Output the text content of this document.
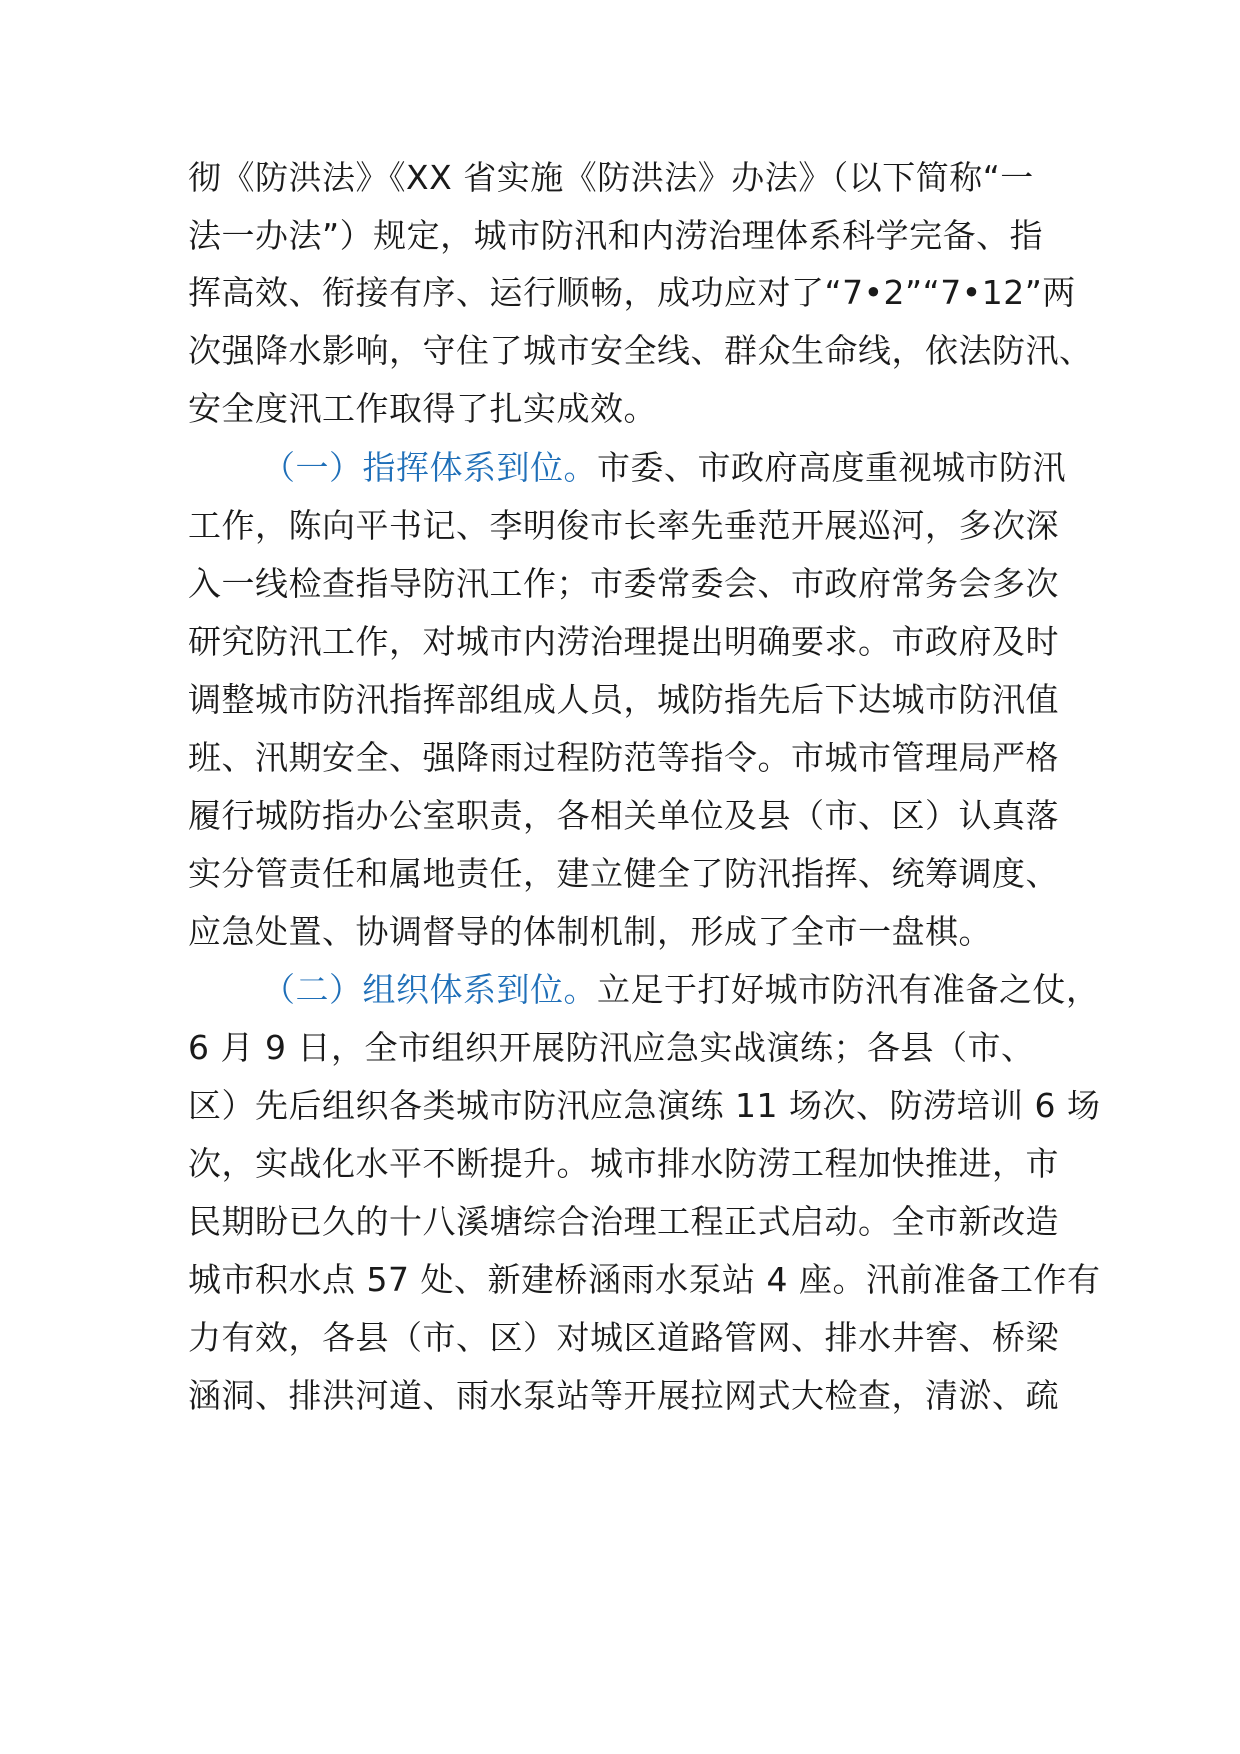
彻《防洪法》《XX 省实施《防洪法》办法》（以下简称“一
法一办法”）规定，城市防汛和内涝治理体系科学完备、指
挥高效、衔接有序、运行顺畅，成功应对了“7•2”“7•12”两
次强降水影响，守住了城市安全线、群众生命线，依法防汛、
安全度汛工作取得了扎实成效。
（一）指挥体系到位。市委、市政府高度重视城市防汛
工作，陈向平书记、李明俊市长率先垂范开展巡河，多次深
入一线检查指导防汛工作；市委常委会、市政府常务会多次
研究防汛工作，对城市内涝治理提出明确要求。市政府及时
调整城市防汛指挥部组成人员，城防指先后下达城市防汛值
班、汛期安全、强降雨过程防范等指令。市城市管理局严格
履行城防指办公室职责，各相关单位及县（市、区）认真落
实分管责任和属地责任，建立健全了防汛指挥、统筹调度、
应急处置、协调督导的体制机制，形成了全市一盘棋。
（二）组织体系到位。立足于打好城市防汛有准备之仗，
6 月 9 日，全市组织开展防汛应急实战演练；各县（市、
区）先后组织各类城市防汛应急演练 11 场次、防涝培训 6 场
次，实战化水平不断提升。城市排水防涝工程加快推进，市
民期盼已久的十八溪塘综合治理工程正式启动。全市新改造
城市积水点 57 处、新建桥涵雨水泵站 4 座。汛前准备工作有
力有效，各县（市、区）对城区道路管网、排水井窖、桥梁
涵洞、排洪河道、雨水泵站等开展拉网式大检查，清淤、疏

····················

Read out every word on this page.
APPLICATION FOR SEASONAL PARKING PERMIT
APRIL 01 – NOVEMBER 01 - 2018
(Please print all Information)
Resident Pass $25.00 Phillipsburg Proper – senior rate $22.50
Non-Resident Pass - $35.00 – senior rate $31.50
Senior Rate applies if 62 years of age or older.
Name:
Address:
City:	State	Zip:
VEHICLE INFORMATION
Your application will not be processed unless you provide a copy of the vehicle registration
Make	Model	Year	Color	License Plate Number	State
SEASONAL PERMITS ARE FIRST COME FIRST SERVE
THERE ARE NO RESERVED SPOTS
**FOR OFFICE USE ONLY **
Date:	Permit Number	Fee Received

····················

[OBJECTIVE]: Show the lines of the data that hold the word "Pass".

[WRITTEN SOLUTION]:
Resident Pass $25.00 Phillipsburg Proper – senior rate $22.50
Non-Resident Pass - $35.00 – senior rate $31.50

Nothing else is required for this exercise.